Exercise details >> Please pull out every line from the records below that contains the string "text", and copy each one unchanged.

-- START Source data --

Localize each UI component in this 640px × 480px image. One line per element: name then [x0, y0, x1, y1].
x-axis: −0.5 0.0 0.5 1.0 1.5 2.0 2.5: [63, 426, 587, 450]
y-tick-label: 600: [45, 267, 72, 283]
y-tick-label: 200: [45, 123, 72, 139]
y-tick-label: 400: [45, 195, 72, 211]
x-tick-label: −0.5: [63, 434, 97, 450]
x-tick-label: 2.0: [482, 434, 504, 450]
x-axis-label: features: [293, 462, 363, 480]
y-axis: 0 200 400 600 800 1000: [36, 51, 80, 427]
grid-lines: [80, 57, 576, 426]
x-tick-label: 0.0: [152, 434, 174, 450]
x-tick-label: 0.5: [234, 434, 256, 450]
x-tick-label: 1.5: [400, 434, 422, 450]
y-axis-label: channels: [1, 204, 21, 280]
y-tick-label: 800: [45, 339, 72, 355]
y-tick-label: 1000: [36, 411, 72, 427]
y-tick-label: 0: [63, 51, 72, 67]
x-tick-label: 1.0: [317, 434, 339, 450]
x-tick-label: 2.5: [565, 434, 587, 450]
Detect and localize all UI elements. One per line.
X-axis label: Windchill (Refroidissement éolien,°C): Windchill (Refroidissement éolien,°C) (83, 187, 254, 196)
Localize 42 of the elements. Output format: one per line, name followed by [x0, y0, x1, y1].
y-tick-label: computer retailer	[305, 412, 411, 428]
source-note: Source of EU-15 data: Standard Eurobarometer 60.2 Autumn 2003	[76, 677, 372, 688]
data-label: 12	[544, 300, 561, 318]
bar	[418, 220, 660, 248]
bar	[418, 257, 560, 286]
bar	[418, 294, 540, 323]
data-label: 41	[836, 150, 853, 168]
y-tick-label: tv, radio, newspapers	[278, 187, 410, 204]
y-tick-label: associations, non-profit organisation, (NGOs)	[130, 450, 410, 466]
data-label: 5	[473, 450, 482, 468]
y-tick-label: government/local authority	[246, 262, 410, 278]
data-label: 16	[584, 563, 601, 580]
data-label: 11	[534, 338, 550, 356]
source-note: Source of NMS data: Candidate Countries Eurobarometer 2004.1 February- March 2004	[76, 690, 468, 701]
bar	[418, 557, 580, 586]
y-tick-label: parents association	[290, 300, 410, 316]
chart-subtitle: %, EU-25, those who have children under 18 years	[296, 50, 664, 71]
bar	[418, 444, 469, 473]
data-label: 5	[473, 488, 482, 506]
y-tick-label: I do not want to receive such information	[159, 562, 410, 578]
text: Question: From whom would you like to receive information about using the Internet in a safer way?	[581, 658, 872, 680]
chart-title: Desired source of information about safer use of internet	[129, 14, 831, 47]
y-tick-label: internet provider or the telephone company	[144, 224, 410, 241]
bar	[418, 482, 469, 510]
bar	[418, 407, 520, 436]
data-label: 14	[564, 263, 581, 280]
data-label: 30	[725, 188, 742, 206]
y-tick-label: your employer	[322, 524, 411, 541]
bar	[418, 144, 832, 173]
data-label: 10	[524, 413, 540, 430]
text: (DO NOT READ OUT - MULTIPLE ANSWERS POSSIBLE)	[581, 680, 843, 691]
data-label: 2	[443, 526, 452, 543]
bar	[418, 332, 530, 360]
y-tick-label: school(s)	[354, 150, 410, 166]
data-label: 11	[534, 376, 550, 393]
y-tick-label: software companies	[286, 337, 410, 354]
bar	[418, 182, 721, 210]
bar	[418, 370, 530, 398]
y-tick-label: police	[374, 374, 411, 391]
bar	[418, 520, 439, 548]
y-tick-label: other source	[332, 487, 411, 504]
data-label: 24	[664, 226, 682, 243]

-- END Source data --

Result of this task >>
text: Question: From whom would you like to receive information about using the Internet in a safer way?	[581, 658, 872, 680]
text: (DO NOT READ OUT - MULTIPLE ANSWERS POSSIBLE)	[581, 680, 843, 691]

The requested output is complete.